▶ _Request 1_
Reproduce the forum post on the Neural ODE minibatch error in full, word for word.

▶ _Selected extract_
——————————
Neural ODE minibatch error with multi-dimension input condition

lindblot · February 9, 2022, 9:38pm

Hello -

I’m trying to add minibatching to a problem discussed in https://discourse.julialang.org/t/neuralode-layer-strategy/71297/4. I’ve successfully refactored the code to predict either a single u0 or matrix of u0s, but it fails when adding minibatching to training. The code:

# Simple Pendulum Problem
using OrdinaryDiffEq, Plots, DiffEqFlux, Flux
using IterTools: ncycle
using Debugger

#Constants
const g = 9.81
L = 1.0

#Define the problem
function simplependulum(du,u,p,t)
if size(u) == (2,)
	θ = u[1]
	dθ = u[2]
	du[1] = dθ
	du[2] = -(g/L)*sin.(θ)
else
	for i = 1:size(u)[2]
		θ = u[1,i]
		dθ = u[2,i]
		du[1,i] = dθ
		du[2,i] = -(g/L).*sin.(θ)
	end
end
end

#Initial Conditions
u0 = [0,π/2]
u0 = reshape(u0,(2,1))
tspan = (0.0,6.0)

prob = ODEProblem(simplependulum, u0, tspan)
soln = solve(prob,Tsit5(),saveat=0.1)
ode_data = Array(soln)

function batchTraj(traj;predtime=10,batchsize=20,shuffle=false)
	maxidx = size(traj)[3] - predtime
	s = 1:maxidx
	xt = traj[:,1,s]
	yt = Array{Float64,3}(undef,2,predtime+1,length(s))
	for (i,idx) in enumerate(s)
		yt[:,:,i] = traj[:,1,idx:idx+predtime]
	end
	loader = Flux.Data.DataLoader((xt,yt),batchsize=batchsize,shuffle=false)
——————————
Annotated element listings
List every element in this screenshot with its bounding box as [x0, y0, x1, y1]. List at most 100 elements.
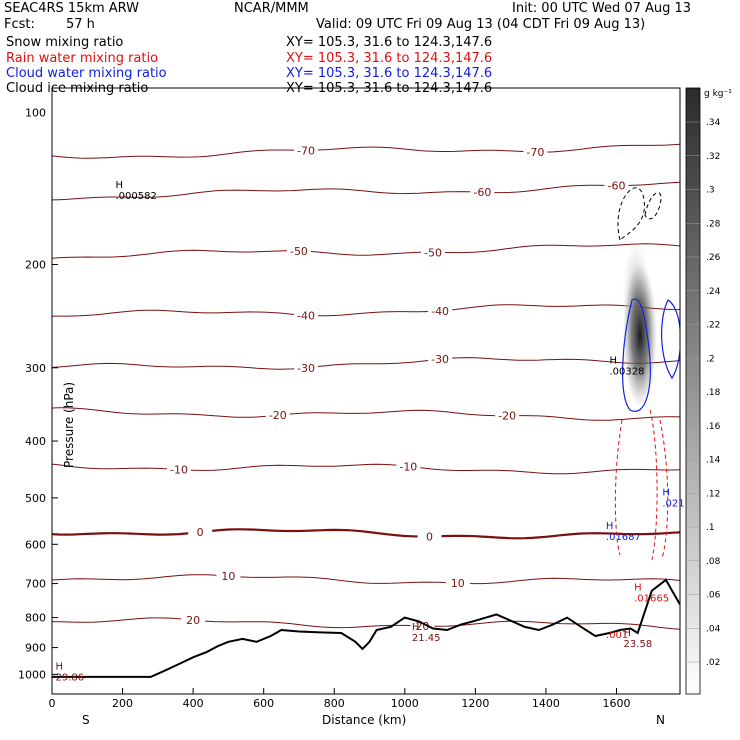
legend-cloud-water-xy: XY= 105.3, 31.6 to 124.3,147.6 [286, 66, 493, 81]
contour-label-bg [421, 245, 446, 259]
contour-line [52, 304, 680, 317]
cloud-ice-shading [623, 263, 657, 407]
contour-label-bg [410, 618, 435, 632]
x-tick-label: 1200 [461, 697, 489, 710]
y-tick-label: 800 [25, 612, 46, 625]
y-tick-label: 600 [25, 538, 46, 551]
legend-cloud-water-name: Cloud water mixing ratio [6, 66, 167, 81]
high-marker: H [606, 521, 614, 532]
contour-label: 10 [221, 570, 235, 583]
high-marker: H [56, 661, 64, 672]
colorbar-label: .08 [706, 557, 721, 567]
y-tick-label: 700 [25, 578, 46, 591]
contour-label-bg [417, 529, 442, 543]
contour-label: 0 [197, 526, 204, 539]
snow-contour [617, 187, 645, 241]
x-tick-label: 0 [49, 697, 56, 710]
high-marker: H [609, 356, 617, 367]
colorbar-label: .14 [706, 456, 721, 466]
colorbar-unit: g kg⁻¹ [704, 89, 732, 99]
contour-label: -50 [424, 246, 442, 259]
contour-label: -60 [473, 186, 491, 199]
legend-rain-name: Rain water mixing ratio [6, 51, 159, 66]
terrain-line [52, 578, 680, 678]
colorbar-label: .3 [706, 186, 715, 196]
legend-snow-name: Snow mixing ratio [6, 35, 124, 50]
contour-label-bg [265, 408, 290, 422]
hydrometeor-fields [614, 187, 680, 561]
colorbar-label: .32 [706, 152, 720, 162]
high-marker: H [116, 180, 124, 191]
colorbar-label: .24 [706, 287, 721, 297]
contour-label-bg [470, 185, 495, 199]
contour-label-bg [294, 143, 319, 157]
contour-label: 10 [451, 577, 465, 590]
contour-line [52, 357, 680, 370]
colorbar-label: .02 [706, 658, 720, 668]
contour-label-bg [495, 408, 520, 422]
colorbar-label: .28 [706, 219, 721, 229]
x-tick-label: 200 [112, 697, 133, 710]
contour-line [52, 463, 680, 475]
x-axis-label: Distance (km) [322, 713, 406, 727]
contour-label-bg [188, 525, 213, 539]
y-tick-label: 200 [25, 259, 46, 272]
cloud-water-contour [622, 298, 651, 412]
x-tick-label: 1600 [602, 697, 630, 710]
colorbar: g kg⁻¹ .34 .32 .3 .28 .26 .24 .22 .2 .18 .16 .14 .1… [685, 87, 732, 695]
colorbar-label: .12 [706, 489, 720, 499]
contour-label: -40 [297, 309, 315, 322]
extrema-labels: H.000582H.00328H.021H.01687H.01665H21.45… [56, 180, 685, 683]
contour-line [52, 574, 680, 585]
high-value: 29.86 [56, 672, 85, 683]
colorbar-label: .22 [706, 321, 720, 331]
colorbar-label: .26 [706, 253, 721, 263]
colorbar-ramp [685, 87, 701, 695]
x-tick-label: 400 [183, 697, 204, 710]
rain-water-contour [614, 409, 669, 561]
contour-label-bg [216, 569, 241, 583]
contour-label-bg [396, 459, 421, 473]
model-title: SEAC4RS 15km ARW [4, 1, 140, 16]
colorbar-label: .06 [706, 591, 721, 601]
forecast-hour: 57 h [66, 17, 95, 32]
contour-label: -30 [431, 353, 449, 366]
contour-label-bg [286, 243, 311, 257]
high-value: 23.58 [624, 639, 653, 650]
high-marker: H [634, 583, 642, 594]
contour-label-bg [604, 178, 629, 192]
high-value: .021 [662, 498, 684, 509]
contour-label-bg [181, 613, 206, 627]
high-value: .01665 [634, 594, 669, 605]
init-time: Init: 00 UTC Wed 07 Aug 13 [512, 1, 692, 16]
contour-label-bg [428, 352, 453, 366]
colorbar-label: .1 [706, 523, 715, 533]
cloud-water-contour-2 [661, 299, 680, 380]
direction-north: N [656, 713, 665, 727]
plot-frame [51, 87, 681, 695]
direction-south: S [82, 713, 90, 727]
y-tick-label: 400 [25, 435, 46, 448]
snow-contour-2 [644, 192, 662, 220]
colorbar-label: .04 [706, 624, 721, 634]
x-tick-label: 1000 [391, 697, 419, 710]
contour-label-bg [294, 308, 319, 322]
contour-line [52, 407, 680, 421]
contour-label: -40 [431, 305, 449, 318]
y-tick-label: 900 [25, 642, 46, 655]
y-tick-label: 500 [25, 492, 46, 505]
axes: 0 200 400 600 800 1000 1200 1400 160020030040050… [18, 106, 630, 710]
colorbar-label: .34 [706, 118, 721, 128]
contour-line [52, 243, 680, 259]
contour-label-bg [523, 145, 548, 159]
legend-rain-xy: XY= 105.3, 31.6 to 124.3,147.6 [286, 51, 493, 66]
legend-snow-xy: XY= 105.3, 31.6 to 124.3,147.6 [286, 35, 493, 50]
colorbar-label: .2 [706, 354, 715, 364]
x-tick-label: 600 [253, 697, 274, 710]
contour-label: 20 [186, 614, 200, 627]
contour-label-bg [428, 303, 453, 317]
contour-label: -20 [269, 409, 287, 422]
contour-label: -70 [526, 146, 544, 159]
contour-label-bg [445, 576, 470, 590]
——————————
▶ _Request 2_
Give only the number of lines in the listing above that contain the string "marker", counting only matches in the same case.

▶ _Correct answer 1_
Neural ODE minibatch error with multi-dimension input condition

lindblot · February 9, 2022, 9:38pm

Hello -

I’m trying to add minibatching to a problem discussed in https://discourse.julialang.org/t/neuralode-layer-strategy/71297/4. I’ve successfully refactored the code to predict either a single u0 or matrix of u0s, but it fails when adding minibatching to training. The code:

# Simple Pendulum Problem
using OrdinaryDiffEq, Plots, DiffEqFlux, Flux
using IterTools: ncycle
using Debugger

#Constants
const g = 9.81
L = 1.0

#Define the problem
function simplependulum(du,u,p,t)
if size(u) == (2,)
	θ = u[1]
	dθ = u[2]
	du[1] = dθ
	du[2] = -(g/L)*sin.(θ)
else
	for i = 1:size(u)[2]
		θ = u[1,i]
		dθ = u[2,i]
		du[1,i] = dθ
		du[2,i] = -(g/L).*sin.(θ)
	end
end
end

#Initial Conditions
u0 = [0,π/2]
u0 = reshape(u0,(2,1))
tspan = (0.0,6.0)

prob = ODEProblem(simplependulum, u0, tspan)
soln = solve(prob,Tsit5(),saveat=0.1)
ode_data = Array(soln)

function batchTraj(traj;predtime=10,batchsize=20,shuffle=false)
	maxidx = size(traj)[3] - predtime
	s = 1:maxidx
	xt = traj[:,1,s]
	yt = Array{Float64,3}(undef,2,predtime+1,length(s))
	for (i,idx) in enumerate(s)
		yt[:,:,i] = traj[:,1,idx:idx+predtime]
	end
	loader = Flux.Data.DataLoader((xt,yt),batchsize=batchsize,shuffle=false)

▶ _Correct answer 2_
5